• **TASK DESCRIPTION**
Repeat each line exactly as it is written.

* * * *

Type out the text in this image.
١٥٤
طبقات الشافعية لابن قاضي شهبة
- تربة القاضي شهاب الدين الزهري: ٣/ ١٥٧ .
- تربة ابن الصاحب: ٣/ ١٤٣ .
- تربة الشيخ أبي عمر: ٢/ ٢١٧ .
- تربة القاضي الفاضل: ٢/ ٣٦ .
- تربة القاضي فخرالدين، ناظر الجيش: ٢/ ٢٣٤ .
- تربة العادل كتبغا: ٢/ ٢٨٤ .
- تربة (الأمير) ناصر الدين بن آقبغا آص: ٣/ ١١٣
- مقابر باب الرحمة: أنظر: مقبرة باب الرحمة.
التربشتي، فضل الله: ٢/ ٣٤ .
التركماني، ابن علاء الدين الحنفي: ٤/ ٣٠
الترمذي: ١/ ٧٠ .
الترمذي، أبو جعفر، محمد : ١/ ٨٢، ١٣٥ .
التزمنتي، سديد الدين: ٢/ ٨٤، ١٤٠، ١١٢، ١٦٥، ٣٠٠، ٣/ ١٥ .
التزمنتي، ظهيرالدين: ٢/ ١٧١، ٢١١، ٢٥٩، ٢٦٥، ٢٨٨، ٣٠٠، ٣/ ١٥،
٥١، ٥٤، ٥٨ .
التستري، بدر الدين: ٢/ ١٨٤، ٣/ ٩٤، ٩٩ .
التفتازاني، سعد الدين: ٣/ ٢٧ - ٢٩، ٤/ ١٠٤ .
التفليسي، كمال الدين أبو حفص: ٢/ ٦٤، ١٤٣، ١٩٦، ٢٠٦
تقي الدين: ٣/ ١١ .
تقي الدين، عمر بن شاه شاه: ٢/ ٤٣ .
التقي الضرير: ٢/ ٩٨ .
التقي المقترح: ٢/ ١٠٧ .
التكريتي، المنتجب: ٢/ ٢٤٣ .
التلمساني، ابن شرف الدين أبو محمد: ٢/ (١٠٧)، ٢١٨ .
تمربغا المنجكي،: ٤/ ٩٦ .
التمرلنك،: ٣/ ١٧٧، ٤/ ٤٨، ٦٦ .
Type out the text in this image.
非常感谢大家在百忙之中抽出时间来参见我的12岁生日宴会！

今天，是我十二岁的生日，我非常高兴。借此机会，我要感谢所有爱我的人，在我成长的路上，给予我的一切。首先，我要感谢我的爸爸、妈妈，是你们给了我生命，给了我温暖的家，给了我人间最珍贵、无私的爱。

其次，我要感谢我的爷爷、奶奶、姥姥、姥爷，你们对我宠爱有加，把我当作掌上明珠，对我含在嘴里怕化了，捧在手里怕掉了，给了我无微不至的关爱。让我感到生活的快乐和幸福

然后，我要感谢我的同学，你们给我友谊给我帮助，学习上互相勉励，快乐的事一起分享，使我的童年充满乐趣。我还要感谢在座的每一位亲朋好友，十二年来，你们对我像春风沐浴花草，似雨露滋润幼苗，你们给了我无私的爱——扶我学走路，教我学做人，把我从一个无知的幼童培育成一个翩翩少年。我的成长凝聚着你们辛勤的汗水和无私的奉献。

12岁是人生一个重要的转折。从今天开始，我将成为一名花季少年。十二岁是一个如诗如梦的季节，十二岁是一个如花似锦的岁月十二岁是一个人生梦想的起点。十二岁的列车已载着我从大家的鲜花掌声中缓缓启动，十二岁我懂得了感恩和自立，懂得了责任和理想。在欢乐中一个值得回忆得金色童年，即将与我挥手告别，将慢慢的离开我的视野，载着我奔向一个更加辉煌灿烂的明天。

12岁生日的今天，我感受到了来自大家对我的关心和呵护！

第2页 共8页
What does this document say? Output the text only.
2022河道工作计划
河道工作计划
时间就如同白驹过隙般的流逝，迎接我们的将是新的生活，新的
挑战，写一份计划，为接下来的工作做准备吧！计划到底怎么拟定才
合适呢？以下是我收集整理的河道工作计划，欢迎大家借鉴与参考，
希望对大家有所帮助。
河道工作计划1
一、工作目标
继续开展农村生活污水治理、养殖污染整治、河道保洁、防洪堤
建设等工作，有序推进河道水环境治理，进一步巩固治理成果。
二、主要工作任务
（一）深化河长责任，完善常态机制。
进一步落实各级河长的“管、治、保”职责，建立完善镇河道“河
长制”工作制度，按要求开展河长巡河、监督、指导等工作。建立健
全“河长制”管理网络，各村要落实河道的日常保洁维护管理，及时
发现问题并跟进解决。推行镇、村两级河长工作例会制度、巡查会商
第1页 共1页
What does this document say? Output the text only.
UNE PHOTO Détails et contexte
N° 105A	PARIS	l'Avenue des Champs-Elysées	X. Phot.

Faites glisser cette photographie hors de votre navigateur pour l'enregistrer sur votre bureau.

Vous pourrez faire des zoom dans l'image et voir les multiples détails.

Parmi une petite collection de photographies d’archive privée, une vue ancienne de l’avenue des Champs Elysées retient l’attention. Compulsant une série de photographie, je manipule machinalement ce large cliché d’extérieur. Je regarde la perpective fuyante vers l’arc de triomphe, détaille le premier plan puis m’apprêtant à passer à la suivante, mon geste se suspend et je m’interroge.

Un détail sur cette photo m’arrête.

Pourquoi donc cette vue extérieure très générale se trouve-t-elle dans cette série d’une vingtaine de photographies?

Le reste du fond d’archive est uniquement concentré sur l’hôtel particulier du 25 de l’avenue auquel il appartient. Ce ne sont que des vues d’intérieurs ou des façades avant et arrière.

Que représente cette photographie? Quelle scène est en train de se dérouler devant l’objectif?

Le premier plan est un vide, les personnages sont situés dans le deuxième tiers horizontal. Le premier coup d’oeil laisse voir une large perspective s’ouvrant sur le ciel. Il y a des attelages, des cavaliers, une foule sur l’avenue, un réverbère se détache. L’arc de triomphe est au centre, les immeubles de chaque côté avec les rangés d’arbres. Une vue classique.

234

* * * *

• **RESULT OF THE TASK**
Type out the text in this image.
١٥٤
طبقات الشافعية لابن قاضي شهبة
- تربة القاضي شهاب الدين الزهري: ٣/ ١٥٧ .
- تربة ابن الصاحب: ٣/ ١٤٣ .
- تربة الشيخ أبي عمر: ٢/ ٢١٧ .
- تربة القاضي الفاضل: ٢/ ٣٦ .
- تربة القاضي فخرالدين، ناظر الجيش: ٢/ ٢٣٤ .
- تربة العادل كتبغا: ٢/ ٢٨٤ .
- تربة (الأمير) ناصر الدين بن آقبغا آص: ٣/ ١١٣
- مقابر باب الرحمة: أنظر: مقبرة باب الرحمة.
التربشتي، فضل الله: ٢/ ٣٤ .
التركماني، ابن علاء الدين الحنفي: ٤/ ٣٠
الترمذي: ١/ ٧٠ .
الترمذي، أبو جعفر، محمد : ١/ ٨٢، ١٣٥ .
التزمنتي، سديد الدين: ٢/ ٨٤، ١٤٠، ١١٢، ١٦٥، ٣٠٠، ٣/ ١٥ .
التزمنتي، ظهيرالدين: ٢/ ١٧١، ٢١١، ٢٥٩، ٢٦٥، ٢٨٨، ٣٠٠، ٣/ ١٥،
٥١، ٥٤، ٥٨ .
التستري، بدر الدين: ٢/ ١٨٤، ٣/ ٩٤، ٩٩ .
التفتازاني، سعد الدين: ٣/ ٢٧ - ٢٩، ٤/ ١٠٤ .
التفليسي، كمال الدين أبو حفص: ٢/ ٦٤، ١٤٣، ١٩٦، ٢٠٦
تقي الدين: ٣/ ١١ .
تقي الدين، عمر بن شاه شاه: ٢/ ٤٣ .
التقي الضرير: ٢/ ٩٨ .
التقي المقترح: ٢/ ١٠٧ .
التكريتي، المنتجب: ٢/ ٢٤٣ .
التلمساني، ابن شرف الدين أبو محمد: ٢/ (١٠٧)، ٢١٨ .
تمربغا المنجكي،: ٤/ ٩٦ .
التمرلنك،: ٣/ ١٧٧، ٤/ ٤٨، ٦٦ .
Type out the text in this image.
非常感谢大家在百忙之中抽出时间来参见我的12岁生日宴会！

今天，是我十二岁的生日，我非常高兴。借此机会，我要感谢所有爱我的人，在我成长的路上，给予我的一切。首先，我要感谢我的爸爸、妈妈，是你们给了我生命，给了我温暖的家，给了我人间最珍贵、无私的爱。

其次，我要感谢我的爷爷、奶奶、姥姥、姥爷，你们对我宠爱有加，把我当作掌上明珠，对我含在嘴里怕化了，捧在手里怕掉了，给了我无微不至的关爱。让我感到生活的快乐和幸福

然后，我要感谢我的同学，你们给我友谊给我帮助，学习上互相勉励，快乐的事一起分享，使我的童年充满乐趣。我还要感谢在座的每一位亲朋好友，十二年来，你们对我像春风沐浴花草，似雨露滋润幼苗，你们给了我无私的爱——扶我学走路，教我学做人，把我从一个无知的幼童培育成一个翩翩少年。我的成长凝聚着你们辛勤的汗水和无私的奉献。

12岁是人生一个重要的转折。从今天开始，我将成为一名花季少年。十二岁是一个如诗如梦的季节，十二岁是一个如花似锦的岁月十二岁是一个人生梦想的起点。十二岁的列车已载着我从大家的鲜花掌声中缓缓启动，十二岁我懂得了感恩和自立，懂得了责任和理想。在欢乐中一个值得回忆得金色童年，即将与我挥手告别，将慢慢的离开我的视野，载着我奔向一个更加辉煌灿烂的明天。

12岁生日的今天，我感受到了来自大家对我的关心和呵护！

第2页 共8页
What does this document say? Output the text only.
2022河道工作计划
河道工作计划
时间就如同白驹过隙般的流逝，迎接我们的将是新的生活，新的
挑战，写一份计划，为接下来的工作做准备吧！计划到底怎么拟定才
合适呢？以下是我收集整理的河道工作计划，欢迎大家借鉴与参考，
希望对大家有所帮助。
河道工作计划1
一、工作目标
继续开展农村生活污水治理、养殖污染整治、河道保洁、防洪堤
建设等工作，有序推进河道水环境治理，进一步巩固治理成果。
二、主要工作任务
（一）深化河长责任，完善常态机制。
进一步落实各级河长的“管、治、保”职责，建立完善镇河道“河
长制”工作制度，按要求开展河长巡河、监督、指导等工作。建立健
全“河长制”管理网络，各村要落实河道的日常保洁维护管理，及时
发现问题并跟进解决。推行镇、村两级河长工作例会制度、巡查会商
第1页 共1页
What does this document say? Output the text only.
UNE PHOTO Détails et contexte
N° 105A	PARIS	l'Avenue des Champs-Elysées	X. Phot.

Faites glisser cette photographie hors de votre navigateur pour l'enregistrer sur votre bureau.

Vous pourrez faire des zoom dans l'image et voir les multiples détails.

Parmi une petite collection de photographies d’archive privée, une vue ancienne de l’avenue des Champs Elysées retient l’attention. Compulsant une série de photographie, je manipule machinalement ce large cliché d’extérieur. Je regarde la perpective fuyante vers l’arc de triomphe, détaille le premier plan puis m’apprêtant à passer à la suivante, mon geste se suspend et je m’interroge.

Un détail sur cette photo m’arrête.

Pourquoi donc cette vue extérieure très générale se trouve-t-elle dans cette série d’une vingtaine de photographies?

Le reste du fond d’archive est uniquement concentré sur l’hôtel particulier du 25 de l’avenue auquel il appartient. Ce ne sont que des vues d’intérieurs ou des façades avant et arrière.

Que représente cette photographie? Quelle scène est en train de se dérouler devant l’objectif?

Le premier plan est un vide, les personnages sont situés dans le deuxième tiers horizontal. Le premier coup d’oeil laisse voir une large perspective s’ouvrant sur le ciel. Il y a des attelages, des cavaliers, une foule sur l’avenue, un réverbère se détache. L’arc de triomphe est au centre, les immeubles de chaque côté avec les rangés d’arbres. Une vue classique.

234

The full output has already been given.